## start DATA

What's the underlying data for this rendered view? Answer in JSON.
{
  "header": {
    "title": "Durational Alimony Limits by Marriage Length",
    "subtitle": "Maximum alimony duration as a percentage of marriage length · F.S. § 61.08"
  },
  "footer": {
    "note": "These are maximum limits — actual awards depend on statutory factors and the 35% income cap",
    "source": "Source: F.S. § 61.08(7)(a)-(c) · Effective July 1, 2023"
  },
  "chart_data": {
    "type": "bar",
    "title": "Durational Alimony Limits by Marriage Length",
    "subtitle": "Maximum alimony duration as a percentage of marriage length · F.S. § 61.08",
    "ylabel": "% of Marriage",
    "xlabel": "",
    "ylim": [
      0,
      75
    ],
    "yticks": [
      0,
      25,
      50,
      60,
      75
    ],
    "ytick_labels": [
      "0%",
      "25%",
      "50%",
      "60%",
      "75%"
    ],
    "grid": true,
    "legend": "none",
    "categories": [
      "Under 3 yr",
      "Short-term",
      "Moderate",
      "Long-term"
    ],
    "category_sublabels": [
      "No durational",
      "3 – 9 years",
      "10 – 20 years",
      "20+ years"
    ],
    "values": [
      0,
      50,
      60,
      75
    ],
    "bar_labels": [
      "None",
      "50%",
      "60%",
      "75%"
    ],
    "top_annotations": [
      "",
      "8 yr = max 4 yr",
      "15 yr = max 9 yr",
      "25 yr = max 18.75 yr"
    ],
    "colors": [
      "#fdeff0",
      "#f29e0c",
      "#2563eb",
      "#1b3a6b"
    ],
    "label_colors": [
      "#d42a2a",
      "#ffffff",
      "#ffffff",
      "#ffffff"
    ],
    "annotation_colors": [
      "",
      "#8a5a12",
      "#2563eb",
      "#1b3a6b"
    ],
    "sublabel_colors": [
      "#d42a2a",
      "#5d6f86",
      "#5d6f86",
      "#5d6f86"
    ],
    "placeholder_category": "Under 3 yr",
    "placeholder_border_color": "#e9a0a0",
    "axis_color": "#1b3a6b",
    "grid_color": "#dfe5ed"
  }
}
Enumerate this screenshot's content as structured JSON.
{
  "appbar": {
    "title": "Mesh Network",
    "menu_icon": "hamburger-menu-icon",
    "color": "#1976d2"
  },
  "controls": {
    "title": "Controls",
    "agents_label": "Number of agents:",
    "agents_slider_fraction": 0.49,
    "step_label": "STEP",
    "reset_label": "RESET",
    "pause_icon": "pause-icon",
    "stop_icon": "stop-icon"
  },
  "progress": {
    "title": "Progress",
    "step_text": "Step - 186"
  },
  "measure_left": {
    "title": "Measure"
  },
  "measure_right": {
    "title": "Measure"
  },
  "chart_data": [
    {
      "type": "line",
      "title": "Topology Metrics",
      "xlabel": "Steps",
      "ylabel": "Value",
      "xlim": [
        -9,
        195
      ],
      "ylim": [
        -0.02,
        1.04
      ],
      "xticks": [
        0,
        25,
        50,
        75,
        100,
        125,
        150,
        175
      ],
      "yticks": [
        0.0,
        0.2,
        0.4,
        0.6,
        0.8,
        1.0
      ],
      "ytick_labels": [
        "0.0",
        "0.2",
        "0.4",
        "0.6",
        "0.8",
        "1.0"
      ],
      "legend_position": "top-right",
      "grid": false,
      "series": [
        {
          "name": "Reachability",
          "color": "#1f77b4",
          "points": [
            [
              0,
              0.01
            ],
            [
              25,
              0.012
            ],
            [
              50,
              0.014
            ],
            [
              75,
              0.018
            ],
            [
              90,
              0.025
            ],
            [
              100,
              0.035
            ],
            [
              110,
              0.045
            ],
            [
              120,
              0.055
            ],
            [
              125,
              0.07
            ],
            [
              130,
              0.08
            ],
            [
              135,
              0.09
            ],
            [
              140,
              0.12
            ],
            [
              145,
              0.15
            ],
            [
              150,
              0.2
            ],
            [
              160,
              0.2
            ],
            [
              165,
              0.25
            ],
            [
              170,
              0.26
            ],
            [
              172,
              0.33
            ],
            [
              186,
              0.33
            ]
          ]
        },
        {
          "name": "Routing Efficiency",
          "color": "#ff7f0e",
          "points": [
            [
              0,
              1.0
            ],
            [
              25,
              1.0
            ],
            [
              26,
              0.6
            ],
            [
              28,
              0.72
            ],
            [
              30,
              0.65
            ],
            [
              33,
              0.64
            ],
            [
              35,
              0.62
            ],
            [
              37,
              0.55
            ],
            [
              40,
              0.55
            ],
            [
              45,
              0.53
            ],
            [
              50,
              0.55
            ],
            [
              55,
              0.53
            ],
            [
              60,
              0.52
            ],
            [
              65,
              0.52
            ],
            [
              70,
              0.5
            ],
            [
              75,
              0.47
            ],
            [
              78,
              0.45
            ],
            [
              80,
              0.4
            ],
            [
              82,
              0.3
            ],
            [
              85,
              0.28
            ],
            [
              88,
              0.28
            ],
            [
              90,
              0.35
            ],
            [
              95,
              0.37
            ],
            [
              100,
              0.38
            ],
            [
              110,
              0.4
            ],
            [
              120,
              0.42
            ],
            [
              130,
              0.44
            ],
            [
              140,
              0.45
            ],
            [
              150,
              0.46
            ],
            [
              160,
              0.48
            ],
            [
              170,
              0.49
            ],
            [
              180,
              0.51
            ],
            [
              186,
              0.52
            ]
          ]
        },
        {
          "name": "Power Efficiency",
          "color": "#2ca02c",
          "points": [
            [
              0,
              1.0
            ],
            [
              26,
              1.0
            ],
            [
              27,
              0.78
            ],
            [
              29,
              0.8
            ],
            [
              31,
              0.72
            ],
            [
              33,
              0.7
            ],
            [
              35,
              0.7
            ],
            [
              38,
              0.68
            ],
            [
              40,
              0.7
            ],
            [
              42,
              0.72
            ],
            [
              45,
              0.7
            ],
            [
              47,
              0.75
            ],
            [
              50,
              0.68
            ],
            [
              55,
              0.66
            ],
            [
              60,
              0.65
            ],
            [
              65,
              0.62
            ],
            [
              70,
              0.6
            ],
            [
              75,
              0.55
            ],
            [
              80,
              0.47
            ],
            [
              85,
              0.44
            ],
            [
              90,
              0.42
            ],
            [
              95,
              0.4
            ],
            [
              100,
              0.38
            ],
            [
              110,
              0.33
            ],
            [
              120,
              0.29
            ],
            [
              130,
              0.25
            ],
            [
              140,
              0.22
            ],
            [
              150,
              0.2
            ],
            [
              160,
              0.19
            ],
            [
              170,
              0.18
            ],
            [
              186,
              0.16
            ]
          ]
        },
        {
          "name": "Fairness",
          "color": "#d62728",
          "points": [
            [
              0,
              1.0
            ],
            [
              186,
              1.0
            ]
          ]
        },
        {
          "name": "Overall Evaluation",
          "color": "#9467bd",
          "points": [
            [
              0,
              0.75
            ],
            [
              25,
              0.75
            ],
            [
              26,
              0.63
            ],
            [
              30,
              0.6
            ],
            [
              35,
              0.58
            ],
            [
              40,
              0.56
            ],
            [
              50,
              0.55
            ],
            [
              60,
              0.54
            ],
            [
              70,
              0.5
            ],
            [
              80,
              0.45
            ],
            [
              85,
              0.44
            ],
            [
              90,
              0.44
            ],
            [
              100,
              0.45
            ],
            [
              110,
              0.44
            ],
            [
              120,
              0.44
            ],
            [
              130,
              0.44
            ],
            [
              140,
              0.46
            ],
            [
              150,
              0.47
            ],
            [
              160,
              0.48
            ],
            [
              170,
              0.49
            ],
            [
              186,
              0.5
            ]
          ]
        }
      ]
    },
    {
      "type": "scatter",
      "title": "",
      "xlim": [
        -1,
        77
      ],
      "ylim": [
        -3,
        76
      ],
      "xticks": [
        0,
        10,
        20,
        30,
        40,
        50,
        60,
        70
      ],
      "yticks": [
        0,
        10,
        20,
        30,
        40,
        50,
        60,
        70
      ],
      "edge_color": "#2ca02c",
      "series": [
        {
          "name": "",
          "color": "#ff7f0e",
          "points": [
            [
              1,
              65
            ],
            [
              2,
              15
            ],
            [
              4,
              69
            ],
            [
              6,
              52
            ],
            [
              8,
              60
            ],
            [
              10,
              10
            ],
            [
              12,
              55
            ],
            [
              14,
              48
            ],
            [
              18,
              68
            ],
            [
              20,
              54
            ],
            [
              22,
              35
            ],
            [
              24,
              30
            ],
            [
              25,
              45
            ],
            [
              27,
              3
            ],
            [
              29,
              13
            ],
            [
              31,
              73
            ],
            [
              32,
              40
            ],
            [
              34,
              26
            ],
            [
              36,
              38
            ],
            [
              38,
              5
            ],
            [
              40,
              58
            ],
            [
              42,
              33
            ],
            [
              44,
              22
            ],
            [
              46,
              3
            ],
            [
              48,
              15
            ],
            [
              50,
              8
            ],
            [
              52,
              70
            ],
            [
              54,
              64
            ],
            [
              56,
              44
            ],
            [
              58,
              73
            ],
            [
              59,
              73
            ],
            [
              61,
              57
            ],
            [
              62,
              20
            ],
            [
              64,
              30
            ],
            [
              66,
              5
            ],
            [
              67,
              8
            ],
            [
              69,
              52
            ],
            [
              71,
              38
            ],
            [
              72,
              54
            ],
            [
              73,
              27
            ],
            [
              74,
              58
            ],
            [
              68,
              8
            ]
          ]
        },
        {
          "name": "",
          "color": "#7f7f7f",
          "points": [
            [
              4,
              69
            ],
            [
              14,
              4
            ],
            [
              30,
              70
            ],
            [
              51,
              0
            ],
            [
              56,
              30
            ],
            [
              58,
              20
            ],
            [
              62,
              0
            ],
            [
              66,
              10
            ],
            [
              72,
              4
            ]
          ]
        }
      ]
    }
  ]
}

## end DATA

Go through the listing above and pull out each line containing the word "name".

_IN RESPONSE:_
          "name": "Reachability",
          "name": "Routing Efficiency",
          "name": "Power Efficiency",
          "name": "Fairness",
          "name": "Overall Evaluation",
          "name": "",
          "name": "",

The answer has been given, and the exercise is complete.